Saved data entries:
────
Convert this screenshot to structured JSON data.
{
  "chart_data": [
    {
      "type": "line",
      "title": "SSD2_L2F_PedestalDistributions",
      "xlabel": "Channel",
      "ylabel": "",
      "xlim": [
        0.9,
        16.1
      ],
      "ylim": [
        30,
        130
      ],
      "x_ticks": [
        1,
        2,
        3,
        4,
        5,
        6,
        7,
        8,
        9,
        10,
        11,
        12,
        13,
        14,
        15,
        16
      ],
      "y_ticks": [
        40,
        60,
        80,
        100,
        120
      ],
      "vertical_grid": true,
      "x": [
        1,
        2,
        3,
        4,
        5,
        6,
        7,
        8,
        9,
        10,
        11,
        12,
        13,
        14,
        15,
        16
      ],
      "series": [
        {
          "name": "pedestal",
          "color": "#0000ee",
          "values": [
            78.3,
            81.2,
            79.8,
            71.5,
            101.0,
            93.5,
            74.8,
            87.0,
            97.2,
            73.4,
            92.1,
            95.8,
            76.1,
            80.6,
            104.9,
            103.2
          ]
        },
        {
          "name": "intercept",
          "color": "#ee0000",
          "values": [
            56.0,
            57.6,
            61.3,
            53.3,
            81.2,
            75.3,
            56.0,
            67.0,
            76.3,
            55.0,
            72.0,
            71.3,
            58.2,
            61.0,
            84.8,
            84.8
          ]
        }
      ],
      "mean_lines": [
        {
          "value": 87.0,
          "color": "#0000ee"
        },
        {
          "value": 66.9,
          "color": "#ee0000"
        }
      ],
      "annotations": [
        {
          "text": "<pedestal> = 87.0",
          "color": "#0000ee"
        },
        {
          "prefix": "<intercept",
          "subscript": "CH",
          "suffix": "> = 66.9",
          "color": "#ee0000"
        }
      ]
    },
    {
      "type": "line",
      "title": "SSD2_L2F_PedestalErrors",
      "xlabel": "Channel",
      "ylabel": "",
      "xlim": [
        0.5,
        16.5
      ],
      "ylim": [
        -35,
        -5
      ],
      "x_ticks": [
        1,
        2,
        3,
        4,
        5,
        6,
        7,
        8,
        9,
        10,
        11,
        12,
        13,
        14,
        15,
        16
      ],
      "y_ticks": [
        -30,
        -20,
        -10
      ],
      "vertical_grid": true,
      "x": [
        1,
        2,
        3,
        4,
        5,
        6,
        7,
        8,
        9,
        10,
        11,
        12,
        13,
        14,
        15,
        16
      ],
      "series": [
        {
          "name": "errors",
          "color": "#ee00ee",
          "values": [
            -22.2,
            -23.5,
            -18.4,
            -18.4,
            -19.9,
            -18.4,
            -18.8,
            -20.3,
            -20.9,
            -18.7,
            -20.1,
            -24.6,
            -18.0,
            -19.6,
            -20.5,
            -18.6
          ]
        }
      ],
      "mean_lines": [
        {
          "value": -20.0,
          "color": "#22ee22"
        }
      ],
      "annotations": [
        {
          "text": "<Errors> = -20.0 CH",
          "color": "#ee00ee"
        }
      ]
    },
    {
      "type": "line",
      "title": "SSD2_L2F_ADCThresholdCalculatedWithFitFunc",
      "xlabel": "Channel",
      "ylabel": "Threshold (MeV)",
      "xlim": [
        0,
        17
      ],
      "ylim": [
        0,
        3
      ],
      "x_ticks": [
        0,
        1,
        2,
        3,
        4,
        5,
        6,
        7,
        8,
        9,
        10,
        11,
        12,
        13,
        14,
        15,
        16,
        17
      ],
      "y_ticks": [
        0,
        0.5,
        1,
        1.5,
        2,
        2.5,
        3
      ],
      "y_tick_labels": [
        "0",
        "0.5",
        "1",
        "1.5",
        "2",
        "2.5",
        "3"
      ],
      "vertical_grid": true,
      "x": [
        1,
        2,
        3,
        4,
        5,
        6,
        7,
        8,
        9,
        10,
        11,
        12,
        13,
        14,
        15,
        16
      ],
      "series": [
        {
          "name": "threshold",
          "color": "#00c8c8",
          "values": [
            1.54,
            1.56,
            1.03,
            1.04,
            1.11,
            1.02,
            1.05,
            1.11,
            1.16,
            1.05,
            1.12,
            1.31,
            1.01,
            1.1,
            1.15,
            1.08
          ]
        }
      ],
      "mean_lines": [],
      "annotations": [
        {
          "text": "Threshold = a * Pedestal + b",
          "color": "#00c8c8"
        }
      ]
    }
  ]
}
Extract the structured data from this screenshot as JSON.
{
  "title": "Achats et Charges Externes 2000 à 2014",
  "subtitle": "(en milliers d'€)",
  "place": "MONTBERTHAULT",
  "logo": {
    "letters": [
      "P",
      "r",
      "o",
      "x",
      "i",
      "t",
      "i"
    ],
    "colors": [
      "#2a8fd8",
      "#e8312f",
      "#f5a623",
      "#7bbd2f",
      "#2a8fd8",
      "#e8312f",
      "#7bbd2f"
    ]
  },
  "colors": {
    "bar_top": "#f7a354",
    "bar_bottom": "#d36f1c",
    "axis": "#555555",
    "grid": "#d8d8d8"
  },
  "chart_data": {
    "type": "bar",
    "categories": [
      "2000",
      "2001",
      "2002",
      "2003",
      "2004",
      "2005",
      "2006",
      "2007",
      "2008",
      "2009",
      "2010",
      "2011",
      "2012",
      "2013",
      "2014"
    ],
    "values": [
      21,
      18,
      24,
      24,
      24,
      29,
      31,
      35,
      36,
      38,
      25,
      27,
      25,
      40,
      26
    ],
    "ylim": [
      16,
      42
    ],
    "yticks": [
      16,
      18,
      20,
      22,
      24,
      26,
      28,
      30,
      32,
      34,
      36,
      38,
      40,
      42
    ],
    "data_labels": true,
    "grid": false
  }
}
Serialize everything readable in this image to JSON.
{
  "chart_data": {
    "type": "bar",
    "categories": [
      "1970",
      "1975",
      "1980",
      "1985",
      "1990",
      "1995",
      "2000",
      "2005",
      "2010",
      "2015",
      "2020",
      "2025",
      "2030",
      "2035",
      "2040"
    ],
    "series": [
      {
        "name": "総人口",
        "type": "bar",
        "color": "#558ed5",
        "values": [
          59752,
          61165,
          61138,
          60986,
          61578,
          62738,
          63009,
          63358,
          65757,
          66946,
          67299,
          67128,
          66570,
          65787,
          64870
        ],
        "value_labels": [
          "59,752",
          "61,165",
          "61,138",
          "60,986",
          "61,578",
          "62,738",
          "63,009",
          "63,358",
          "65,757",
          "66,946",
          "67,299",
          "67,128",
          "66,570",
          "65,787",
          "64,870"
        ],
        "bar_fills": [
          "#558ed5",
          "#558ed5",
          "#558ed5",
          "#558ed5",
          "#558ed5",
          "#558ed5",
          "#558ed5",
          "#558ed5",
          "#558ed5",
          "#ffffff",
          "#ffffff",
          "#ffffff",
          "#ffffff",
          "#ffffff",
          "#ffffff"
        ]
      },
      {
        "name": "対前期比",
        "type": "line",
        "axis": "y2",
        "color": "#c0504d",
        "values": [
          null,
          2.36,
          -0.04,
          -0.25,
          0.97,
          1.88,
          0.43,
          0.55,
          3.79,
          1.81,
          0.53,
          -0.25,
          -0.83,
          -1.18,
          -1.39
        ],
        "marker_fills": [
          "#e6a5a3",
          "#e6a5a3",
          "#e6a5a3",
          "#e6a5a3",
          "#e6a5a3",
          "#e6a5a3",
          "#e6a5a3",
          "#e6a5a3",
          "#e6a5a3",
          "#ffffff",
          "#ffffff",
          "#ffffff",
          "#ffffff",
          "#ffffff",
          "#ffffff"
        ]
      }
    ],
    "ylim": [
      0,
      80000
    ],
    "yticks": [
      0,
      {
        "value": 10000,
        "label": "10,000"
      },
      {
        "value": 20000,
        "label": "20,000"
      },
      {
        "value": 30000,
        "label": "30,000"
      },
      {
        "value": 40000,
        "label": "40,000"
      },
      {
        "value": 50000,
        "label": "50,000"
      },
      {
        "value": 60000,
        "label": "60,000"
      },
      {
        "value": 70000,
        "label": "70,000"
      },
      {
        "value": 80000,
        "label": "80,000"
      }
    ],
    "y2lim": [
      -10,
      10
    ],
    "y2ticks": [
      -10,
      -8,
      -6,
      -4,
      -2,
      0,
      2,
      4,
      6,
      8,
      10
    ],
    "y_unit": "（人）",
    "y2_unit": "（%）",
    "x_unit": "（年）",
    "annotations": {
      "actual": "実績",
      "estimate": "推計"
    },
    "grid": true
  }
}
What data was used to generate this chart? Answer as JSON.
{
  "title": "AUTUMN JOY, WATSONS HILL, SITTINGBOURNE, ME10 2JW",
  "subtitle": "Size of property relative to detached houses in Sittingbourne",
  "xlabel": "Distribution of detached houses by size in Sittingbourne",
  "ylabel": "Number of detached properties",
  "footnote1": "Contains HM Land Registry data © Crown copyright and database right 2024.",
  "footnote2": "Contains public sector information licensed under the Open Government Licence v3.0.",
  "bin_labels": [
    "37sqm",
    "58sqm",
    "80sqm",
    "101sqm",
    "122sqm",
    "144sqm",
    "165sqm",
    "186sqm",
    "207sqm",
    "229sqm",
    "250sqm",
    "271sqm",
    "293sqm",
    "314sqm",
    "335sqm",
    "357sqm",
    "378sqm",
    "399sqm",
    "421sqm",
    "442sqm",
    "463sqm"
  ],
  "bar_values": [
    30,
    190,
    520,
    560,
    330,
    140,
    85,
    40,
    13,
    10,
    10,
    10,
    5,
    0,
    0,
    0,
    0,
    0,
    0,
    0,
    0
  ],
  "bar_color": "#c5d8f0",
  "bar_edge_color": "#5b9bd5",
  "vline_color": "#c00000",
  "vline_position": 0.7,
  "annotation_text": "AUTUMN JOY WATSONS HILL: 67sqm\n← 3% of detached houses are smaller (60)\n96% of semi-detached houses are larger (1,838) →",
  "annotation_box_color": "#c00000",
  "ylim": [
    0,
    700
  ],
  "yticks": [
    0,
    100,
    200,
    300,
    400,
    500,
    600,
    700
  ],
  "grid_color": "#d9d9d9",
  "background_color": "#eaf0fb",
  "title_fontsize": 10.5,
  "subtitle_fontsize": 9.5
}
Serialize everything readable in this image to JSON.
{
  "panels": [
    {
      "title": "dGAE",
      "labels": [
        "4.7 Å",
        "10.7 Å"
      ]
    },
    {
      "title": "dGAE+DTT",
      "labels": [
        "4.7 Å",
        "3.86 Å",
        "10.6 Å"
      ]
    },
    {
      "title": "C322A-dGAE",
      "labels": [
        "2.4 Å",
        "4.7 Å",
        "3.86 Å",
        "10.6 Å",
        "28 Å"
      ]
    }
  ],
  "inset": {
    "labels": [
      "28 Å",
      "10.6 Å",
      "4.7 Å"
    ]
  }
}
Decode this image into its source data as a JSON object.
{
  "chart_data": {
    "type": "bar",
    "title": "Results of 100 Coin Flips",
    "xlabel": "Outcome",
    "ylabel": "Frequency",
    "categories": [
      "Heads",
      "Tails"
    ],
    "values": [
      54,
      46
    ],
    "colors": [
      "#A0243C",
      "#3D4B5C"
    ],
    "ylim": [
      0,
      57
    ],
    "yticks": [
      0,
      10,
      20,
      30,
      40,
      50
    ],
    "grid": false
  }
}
────
__Exercise task__. Scan the listing above for the word "WATSONS" and copy every line that holds it.

__Task output__.
  "title": "AUTUMN JOY, WATSONS HILL, SITTINGBOURNE, ME10 2JW",
  "annotation_text": "AUTUMN JOY WATSONS HILL: 67sqm\n← 3% of detached houses are smaller (60)\n96% of semi-detached houses are larger (1,838) →",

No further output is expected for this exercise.